## [Aim]
The listing below is to be output in its exact form.

## [Stored data]

:::

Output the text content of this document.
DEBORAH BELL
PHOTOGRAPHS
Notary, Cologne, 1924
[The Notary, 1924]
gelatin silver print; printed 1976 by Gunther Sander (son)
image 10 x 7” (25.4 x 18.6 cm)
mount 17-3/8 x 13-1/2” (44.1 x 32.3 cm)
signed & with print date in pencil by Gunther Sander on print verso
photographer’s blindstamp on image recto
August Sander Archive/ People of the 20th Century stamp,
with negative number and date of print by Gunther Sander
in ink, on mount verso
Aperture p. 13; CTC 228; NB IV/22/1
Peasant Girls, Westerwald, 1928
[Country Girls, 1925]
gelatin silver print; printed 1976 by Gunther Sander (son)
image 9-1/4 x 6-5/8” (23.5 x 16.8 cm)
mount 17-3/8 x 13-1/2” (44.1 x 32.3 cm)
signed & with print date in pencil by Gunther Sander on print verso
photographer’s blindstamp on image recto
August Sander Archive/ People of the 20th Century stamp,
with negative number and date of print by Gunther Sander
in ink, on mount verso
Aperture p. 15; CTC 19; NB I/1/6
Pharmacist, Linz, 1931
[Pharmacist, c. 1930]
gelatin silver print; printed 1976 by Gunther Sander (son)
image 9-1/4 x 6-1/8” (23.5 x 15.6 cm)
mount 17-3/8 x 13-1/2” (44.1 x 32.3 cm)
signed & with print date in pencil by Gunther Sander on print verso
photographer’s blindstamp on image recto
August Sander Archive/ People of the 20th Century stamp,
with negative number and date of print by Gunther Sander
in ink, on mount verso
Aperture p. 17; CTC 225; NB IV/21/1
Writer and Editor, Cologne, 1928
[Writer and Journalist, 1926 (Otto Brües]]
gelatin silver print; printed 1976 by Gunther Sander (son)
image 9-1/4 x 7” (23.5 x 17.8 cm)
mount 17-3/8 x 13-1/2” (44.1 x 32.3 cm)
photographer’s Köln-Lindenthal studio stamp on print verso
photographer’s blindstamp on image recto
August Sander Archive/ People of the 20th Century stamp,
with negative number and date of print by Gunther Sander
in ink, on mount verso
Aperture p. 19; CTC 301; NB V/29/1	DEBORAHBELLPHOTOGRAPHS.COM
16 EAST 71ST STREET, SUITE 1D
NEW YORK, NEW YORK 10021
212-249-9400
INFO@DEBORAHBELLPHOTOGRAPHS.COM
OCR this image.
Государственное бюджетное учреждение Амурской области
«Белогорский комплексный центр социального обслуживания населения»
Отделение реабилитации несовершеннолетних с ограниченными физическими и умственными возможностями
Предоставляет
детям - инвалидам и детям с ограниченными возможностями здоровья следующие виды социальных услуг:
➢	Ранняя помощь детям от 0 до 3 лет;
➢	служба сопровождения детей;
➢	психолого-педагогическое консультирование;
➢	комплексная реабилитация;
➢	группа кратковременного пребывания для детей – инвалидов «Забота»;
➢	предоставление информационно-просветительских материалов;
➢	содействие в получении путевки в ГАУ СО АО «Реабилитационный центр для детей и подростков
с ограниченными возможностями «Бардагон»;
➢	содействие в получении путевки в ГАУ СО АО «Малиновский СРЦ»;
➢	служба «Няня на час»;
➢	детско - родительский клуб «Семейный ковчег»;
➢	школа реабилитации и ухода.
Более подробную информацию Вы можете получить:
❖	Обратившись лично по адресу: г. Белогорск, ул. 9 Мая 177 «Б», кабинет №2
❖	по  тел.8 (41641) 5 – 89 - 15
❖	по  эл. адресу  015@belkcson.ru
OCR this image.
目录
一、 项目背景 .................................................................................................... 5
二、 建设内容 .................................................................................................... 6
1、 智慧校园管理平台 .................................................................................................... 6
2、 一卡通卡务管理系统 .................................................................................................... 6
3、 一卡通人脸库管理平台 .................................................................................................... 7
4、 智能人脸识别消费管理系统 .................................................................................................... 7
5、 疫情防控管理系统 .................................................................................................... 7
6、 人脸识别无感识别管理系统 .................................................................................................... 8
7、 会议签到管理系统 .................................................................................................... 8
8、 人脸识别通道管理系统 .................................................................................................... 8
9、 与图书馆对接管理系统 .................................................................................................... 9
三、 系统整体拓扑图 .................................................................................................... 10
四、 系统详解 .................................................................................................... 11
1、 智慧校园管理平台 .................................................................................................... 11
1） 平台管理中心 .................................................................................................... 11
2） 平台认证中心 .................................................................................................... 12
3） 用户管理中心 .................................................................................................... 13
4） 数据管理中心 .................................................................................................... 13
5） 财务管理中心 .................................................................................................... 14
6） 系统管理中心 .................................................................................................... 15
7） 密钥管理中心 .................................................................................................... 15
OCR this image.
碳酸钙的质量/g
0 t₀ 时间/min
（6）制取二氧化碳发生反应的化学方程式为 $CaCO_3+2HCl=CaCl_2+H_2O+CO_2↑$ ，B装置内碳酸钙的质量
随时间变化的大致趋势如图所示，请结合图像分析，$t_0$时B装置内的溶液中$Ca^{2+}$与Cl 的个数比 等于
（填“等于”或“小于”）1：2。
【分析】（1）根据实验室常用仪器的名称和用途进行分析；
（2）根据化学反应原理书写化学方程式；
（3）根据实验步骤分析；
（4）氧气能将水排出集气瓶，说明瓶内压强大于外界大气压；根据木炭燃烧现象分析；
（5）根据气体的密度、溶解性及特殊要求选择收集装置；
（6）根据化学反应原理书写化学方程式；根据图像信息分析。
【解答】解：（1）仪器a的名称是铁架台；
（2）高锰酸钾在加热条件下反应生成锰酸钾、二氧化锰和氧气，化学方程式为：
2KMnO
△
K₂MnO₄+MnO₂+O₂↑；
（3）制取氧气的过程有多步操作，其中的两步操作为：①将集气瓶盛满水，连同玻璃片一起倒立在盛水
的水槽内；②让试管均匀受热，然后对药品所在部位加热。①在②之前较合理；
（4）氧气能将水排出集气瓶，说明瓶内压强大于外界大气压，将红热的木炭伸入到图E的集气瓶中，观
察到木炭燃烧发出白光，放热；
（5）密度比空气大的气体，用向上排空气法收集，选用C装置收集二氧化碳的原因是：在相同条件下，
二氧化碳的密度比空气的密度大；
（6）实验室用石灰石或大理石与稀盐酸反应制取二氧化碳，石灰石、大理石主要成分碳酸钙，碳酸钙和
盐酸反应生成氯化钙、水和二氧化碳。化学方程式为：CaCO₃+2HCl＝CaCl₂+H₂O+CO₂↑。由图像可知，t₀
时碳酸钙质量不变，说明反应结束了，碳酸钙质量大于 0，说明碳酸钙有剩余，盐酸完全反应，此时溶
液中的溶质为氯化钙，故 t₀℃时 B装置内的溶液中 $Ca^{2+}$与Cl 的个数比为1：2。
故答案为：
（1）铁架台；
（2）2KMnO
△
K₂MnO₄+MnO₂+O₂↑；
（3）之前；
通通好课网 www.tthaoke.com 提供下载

:::

## [Reply]
Output the text content of this document.
DEBORAH BELL
PHOTOGRAPHS
Notary, Cologne, 1924
[The Notary, 1924]
gelatin silver print; printed 1976 by Gunther Sander (son)
image 10 x 7” (25.4 x 18.6 cm)
mount 17-3/8 x 13-1/2” (44.1 x 32.3 cm)
signed & with print date in pencil by Gunther Sander on print verso
photographer’s blindstamp on image recto
August Sander Archive/ People of the 20th Century stamp,
with negative number and date of print by Gunther Sander
in ink, on mount verso
Aperture p. 13; CTC 228; NB IV/22/1
Peasant Girls, Westerwald, 1928
[Country Girls, 1925]
gelatin silver print; printed 1976 by Gunther Sander (son)
image 9-1/4 x 6-5/8” (23.5 x 16.8 cm)
mount 17-3/8 x 13-1/2” (44.1 x 32.3 cm)
signed & with print date in pencil by Gunther Sander on print verso
photographer’s blindstamp on image recto
August Sander Archive/ People of the 20th Century stamp,
with negative number and date of print by Gunther Sander
in ink, on mount verso
Aperture p. 15; CTC 19; NB I/1/6
Pharmacist, Linz, 1931
[Pharmacist, c. 1930]
gelatin silver print; printed 1976 by Gunther Sander (son)
image 9-1/4 x 6-1/8” (23.5 x 15.6 cm)
mount 17-3/8 x 13-1/2” (44.1 x 32.3 cm)
signed & with print date in pencil by Gunther Sander on print verso
photographer’s blindstamp on image recto
August Sander Archive/ People of the 20th Century stamp,
with negative number and date of print by Gunther Sander
in ink, on mount verso
Aperture p. 17; CTC 225; NB IV/21/1
Writer and Editor, Cologne, 1928
[Writer and Journalist, 1926 (Otto Brües]]
gelatin silver print; printed 1976 by Gunther Sander (son)
image 9-1/4 x 7” (23.5 x 17.8 cm)
mount 17-3/8 x 13-1/2” (44.1 x 32.3 cm)
photographer’s Köln-Lindenthal studio stamp on print verso
photographer’s blindstamp on image recto
August Sander Archive/ People of the 20th Century stamp,
with negative number and date of print by Gunther Sander
in ink, on mount verso
Aperture p. 19; CTC 301; NB V/29/1	DEBORAHBELLPHOTOGRAPHS.COM
16 EAST 71ST STREET, SUITE 1D
NEW YORK, NEW YORK 10021
212-249-9400
INFO@DEBORAHBELLPHOTOGRAPHS.COM
OCR this image.
Государственное бюджетное учреждение Амурской области
«Белогорский комплексный центр социального обслуживания населения»
Отделение реабилитации несовершеннолетних с ограниченными физическими и умственными возможностями
Предоставляет
детям - инвалидам и детям с ограниченными возможностями здоровья следующие виды социальных услуг:
➢	Ранняя помощь детям от 0 до 3 лет;
➢	служба сопровождения детей;
➢	психолого-педагогическое консультирование;
➢	комплексная реабилитация;
➢	группа кратковременного пребывания для детей – инвалидов «Забота»;
➢	предоставление информационно-просветительских материалов;
➢	содействие в получении путевки в ГАУ СО АО «Реабилитационный центр для детей и подростков
с ограниченными возможностями «Бардагон»;
➢	содействие в получении путевки в ГАУ СО АО «Малиновский СРЦ»;
➢	служба «Няня на час»;
➢	детско - родительский клуб «Семейный ковчег»;
➢	школа реабилитации и ухода.
Более подробную информацию Вы можете получить:
❖	Обратившись лично по адресу: г. Белогорск, ул. 9 Мая 177 «Б», кабинет №2
❖	по  тел.8 (41641) 5 – 89 - 15
❖	по  эл. адресу  015@belkcson.ru
OCR this image.
目录
一、 项目背景 .................................................................................................... 5
二、 建设内容 .................................................................................................... 6
1、 智慧校园管理平台 .................................................................................................... 6
2、 一卡通卡务管理系统 .................................................................................................... 6
3、 一卡通人脸库管理平台 .................................................................................................... 7
4、 智能人脸识别消费管理系统 .................................................................................................... 7
5、 疫情防控管理系统 .................................................................................................... 7
6、 人脸识别无感识别管理系统 .................................................................................................... 8
7、 会议签到管理系统 .................................................................................................... 8
8、 人脸识别通道管理系统 .................................................................................................... 8
9、 与图书馆对接管理系统 .................................................................................................... 9
三、 系统整体拓扑图 .................................................................................................... 10
四、 系统详解 .................................................................................................... 11
1、 智慧校园管理平台 .................................................................................................... 11
1） 平台管理中心 .................................................................................................... 11
2） 平台认证中心 .................................................................................................... 12
3） 用户管理中心 .................................................................................................... 13
4） 数据管理中心 .................................................................................................... 13
5） 财务管理中心 .................................................................................................... 14
6） 系统管理中心 .................................................................................................... 15
7） 密钥管理中心 .................................................................................................... 15
OCR this image.
碳酸钙的质量/g
0 t₀ 时间/min
（6）制取二氧化碳发生反应的化学方程式为 $CaCO_3+2HCl=CaCl_2+H_2O+CO_2↑$ ，B装置内碳酸钙的质量
随时间变化的大致趋势如图所示，请结合图像分析，$t_0$时B装置内的溶液中$Ca^{2+}$与Cl 的个数比 等于
（填“等于”或“小于”）1：2。
【分析】（1）根据实验室常用仪器的名称和用途进行分析；
（2）根据化学反应原理书写化学方程式；
（3）根据实验步骤分析；
（4）氧气能将水排出集气瓶，说明瓶内压强大于外界大气压；根据木炭燃烧现象分析；
（5）根据气体的密度、溶解性及特殊要求选择收集装置；
（6）根据化学反应原理书写化学方程式；根据图像信息分析。
【解答】解：（1）仪器a的名称是铁架台；
（2）高锰酸钾在加热条件下反应生成锰酸钾、二氧化锰和氧气，化学方程式为：
2KMnO
△
K₂MnO₄+MnO₂+O₂↑；
（3）制取氧气的过程有多步操作，其中的两步操作为：①将集气瓶盛满水，连同玻璃片一起倒立在盛水
的水槽内；②让试管均匀受热，然后对药品所在部位加热。①在②之前较合理；
（4）氧气能将水排出集气瓶，说明瓶内压强大于外界大气压，将红热的木炭伸入到图E的集气瓶中，观
察到木炭燃烧发出白光，放热；
（5）密度比空气大的气体，用向上排空气法收集，选用C装置收集二氧化碳的原因是：在相同条件下，
二氧化碳的密度比空气的密度大；
（6）实验室用石灰石或大理石与稀盐酸反应制取二氧化碳，石灰石、大理石主要成分碳酸钙，碳酸钙和
盐酸反应生成氯化钙、水和二氧化碳。化学方程式为：CaCO₃+2HCl＝CaCl₂+H₂O+CO₂↑。由图像可知，t₀
时碳酸钙质量不变，说明反应结束了，碳酸钙质量大于 0，说明碳酸钙有剩余，盐酸完全反应，此时溶
液中的溶质为氯化钙，故 t₀℃时 B装置内的溶液中 $Ca^{2+}$与Cl 的个数比为1：2。
故答案为：
（1）铁架台；
（2）2KMnO
△
K₂MnO₄+MnO₂+O₂↑；
（3）之前；
通通好课网 www.tthaoke.com 提供下载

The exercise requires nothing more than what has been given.